# Short task
Count lines holding the string "симметрии" in the data that follows. Reply with one number only.

# Exercise material
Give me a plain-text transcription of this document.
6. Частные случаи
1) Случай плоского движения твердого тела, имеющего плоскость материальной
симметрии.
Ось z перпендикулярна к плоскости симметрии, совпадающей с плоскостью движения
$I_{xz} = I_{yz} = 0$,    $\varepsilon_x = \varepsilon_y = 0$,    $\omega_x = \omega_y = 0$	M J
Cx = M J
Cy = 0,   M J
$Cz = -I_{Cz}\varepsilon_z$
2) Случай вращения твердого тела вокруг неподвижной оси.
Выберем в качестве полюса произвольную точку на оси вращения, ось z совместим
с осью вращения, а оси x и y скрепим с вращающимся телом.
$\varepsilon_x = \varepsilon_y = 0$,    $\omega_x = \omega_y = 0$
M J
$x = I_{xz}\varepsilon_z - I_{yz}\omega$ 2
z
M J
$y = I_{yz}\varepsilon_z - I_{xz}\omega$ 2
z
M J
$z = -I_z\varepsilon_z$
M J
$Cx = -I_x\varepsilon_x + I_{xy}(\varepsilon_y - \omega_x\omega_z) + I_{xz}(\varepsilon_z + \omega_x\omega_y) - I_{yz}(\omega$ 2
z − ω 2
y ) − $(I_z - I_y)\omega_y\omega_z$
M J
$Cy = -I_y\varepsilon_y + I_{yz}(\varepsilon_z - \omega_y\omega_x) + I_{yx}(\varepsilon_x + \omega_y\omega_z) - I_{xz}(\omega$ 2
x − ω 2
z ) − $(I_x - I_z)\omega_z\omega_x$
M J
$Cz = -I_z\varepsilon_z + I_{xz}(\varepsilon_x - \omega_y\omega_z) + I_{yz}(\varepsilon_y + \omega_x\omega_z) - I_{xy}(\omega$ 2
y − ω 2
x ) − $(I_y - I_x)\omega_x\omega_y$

---

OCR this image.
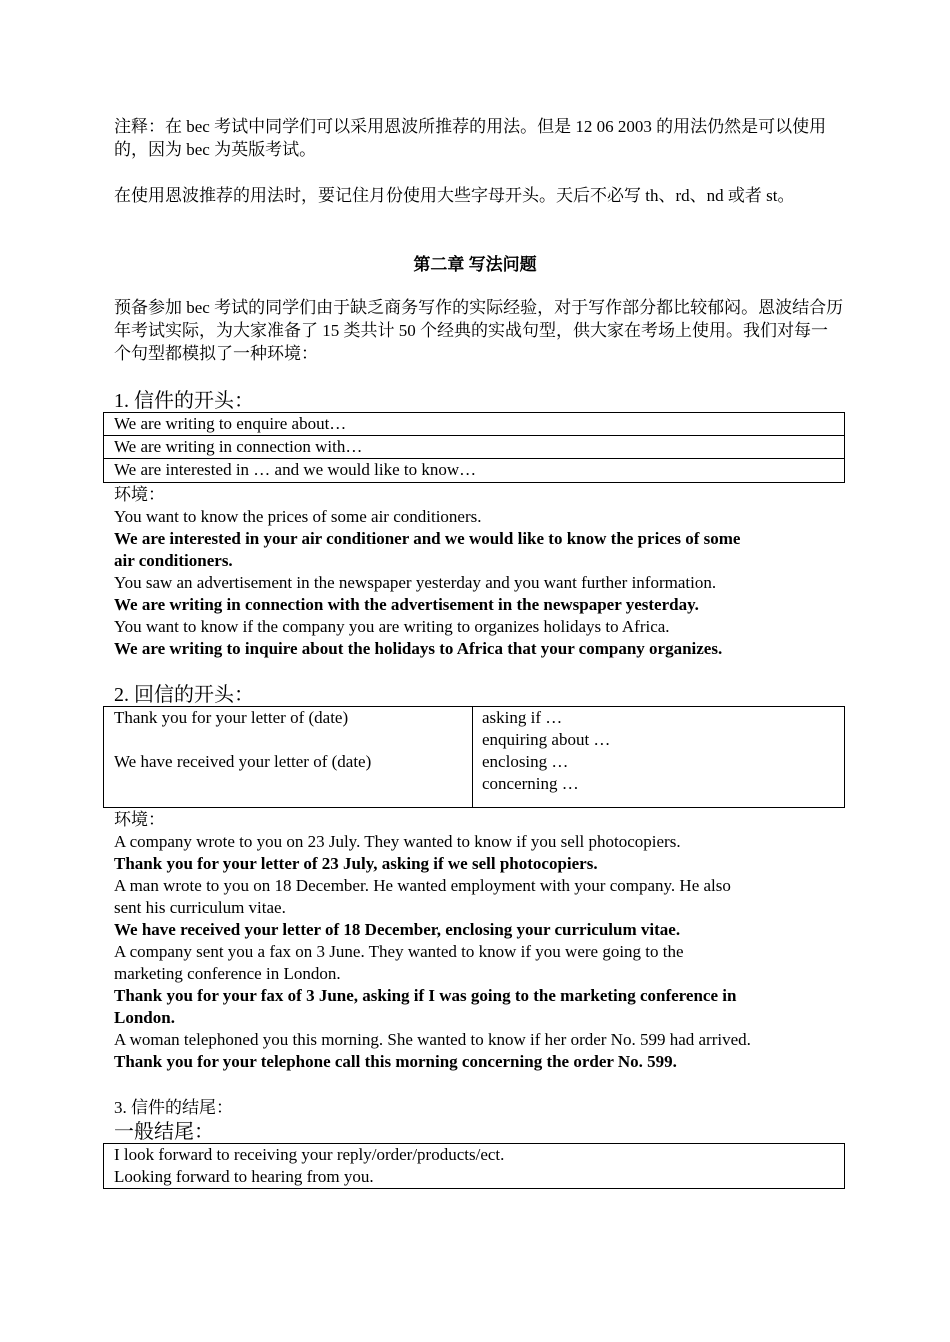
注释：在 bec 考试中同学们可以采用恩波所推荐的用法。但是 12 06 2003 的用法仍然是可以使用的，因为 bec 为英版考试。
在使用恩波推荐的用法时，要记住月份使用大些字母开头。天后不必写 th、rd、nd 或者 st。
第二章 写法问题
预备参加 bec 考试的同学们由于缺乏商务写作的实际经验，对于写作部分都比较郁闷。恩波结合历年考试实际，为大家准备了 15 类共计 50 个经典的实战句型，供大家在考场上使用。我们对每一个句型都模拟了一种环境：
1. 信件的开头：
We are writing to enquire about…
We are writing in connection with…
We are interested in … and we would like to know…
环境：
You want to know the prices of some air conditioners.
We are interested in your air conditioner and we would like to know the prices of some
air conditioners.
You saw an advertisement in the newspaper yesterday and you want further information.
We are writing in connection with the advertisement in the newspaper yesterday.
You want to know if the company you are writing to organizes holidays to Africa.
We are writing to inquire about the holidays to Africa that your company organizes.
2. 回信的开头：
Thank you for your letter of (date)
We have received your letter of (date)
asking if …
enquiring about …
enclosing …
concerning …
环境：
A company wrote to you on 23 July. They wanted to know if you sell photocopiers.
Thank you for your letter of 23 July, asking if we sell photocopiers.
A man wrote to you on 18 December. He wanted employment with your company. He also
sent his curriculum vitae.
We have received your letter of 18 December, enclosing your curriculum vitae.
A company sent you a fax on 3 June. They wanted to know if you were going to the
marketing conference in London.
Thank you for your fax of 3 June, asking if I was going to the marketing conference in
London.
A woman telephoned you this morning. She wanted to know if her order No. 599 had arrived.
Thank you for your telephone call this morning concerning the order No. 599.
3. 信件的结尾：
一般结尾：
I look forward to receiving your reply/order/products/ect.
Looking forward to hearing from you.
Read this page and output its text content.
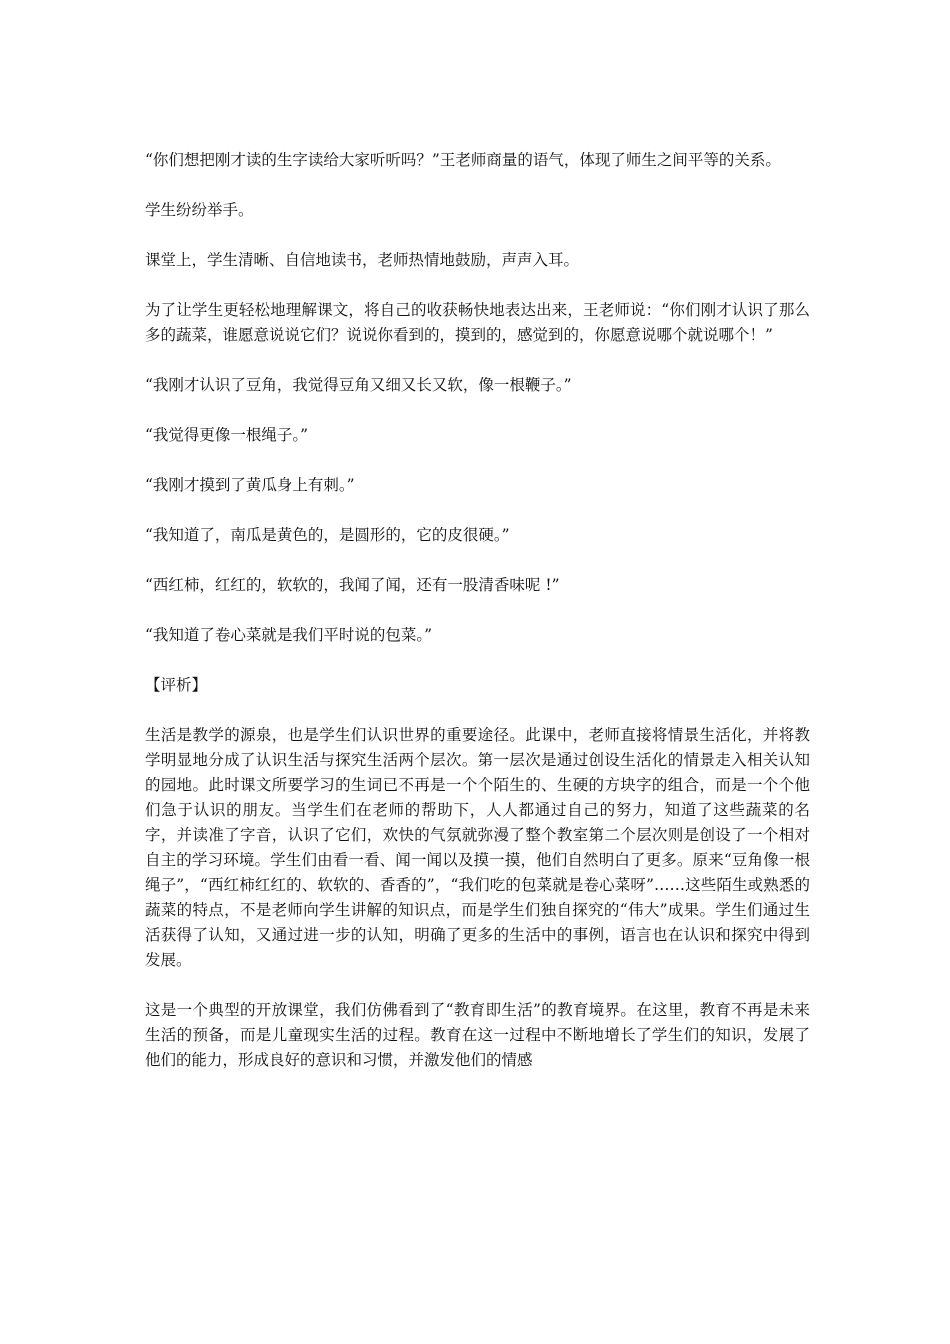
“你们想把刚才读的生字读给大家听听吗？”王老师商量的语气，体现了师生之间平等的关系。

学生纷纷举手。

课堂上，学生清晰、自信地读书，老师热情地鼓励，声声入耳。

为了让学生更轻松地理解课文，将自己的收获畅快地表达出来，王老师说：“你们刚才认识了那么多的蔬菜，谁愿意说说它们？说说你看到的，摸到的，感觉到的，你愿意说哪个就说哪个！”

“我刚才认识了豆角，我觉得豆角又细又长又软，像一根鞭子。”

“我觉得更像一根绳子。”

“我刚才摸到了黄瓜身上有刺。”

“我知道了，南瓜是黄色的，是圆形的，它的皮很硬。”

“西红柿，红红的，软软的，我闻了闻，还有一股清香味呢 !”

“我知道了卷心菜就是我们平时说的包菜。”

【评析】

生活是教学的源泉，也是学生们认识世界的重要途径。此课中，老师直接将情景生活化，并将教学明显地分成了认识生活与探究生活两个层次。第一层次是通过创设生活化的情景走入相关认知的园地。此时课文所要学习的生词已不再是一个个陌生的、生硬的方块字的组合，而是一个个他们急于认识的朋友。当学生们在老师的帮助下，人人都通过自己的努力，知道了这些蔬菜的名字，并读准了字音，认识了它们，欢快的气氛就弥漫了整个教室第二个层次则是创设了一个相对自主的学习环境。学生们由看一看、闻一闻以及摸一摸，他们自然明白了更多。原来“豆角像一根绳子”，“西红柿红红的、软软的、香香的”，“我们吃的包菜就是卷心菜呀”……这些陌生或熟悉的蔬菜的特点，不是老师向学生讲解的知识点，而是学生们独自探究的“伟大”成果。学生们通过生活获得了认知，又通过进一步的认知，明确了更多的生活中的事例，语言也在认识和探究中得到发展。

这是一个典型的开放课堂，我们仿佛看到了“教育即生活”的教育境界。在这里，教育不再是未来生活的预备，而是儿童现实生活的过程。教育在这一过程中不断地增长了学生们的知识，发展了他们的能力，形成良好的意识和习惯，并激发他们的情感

...

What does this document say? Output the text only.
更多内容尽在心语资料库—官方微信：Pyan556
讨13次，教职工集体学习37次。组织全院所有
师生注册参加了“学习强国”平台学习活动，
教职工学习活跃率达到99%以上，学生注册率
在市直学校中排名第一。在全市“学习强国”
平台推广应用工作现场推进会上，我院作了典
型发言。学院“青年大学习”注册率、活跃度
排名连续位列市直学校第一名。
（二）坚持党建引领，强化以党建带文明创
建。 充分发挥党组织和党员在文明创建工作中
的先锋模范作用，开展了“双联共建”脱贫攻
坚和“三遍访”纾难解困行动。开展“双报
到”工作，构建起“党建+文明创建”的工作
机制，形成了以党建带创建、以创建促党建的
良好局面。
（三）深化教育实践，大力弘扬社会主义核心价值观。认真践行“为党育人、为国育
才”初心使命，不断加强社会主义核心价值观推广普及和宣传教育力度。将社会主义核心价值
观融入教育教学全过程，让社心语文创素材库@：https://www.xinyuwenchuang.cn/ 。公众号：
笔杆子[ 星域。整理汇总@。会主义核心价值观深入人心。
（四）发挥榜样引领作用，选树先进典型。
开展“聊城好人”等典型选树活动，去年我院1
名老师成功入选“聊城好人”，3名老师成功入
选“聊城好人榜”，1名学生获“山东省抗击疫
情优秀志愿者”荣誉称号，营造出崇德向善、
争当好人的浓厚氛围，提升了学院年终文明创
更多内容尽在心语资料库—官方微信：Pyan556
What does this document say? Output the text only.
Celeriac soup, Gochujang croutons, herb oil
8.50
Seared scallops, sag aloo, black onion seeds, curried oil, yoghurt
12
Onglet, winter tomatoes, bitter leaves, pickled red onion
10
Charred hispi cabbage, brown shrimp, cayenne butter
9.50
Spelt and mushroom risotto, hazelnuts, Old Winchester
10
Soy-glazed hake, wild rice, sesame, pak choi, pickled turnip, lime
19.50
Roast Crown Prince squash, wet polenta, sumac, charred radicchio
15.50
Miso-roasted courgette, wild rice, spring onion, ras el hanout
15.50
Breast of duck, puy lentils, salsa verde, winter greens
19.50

# Solution to the exercise
2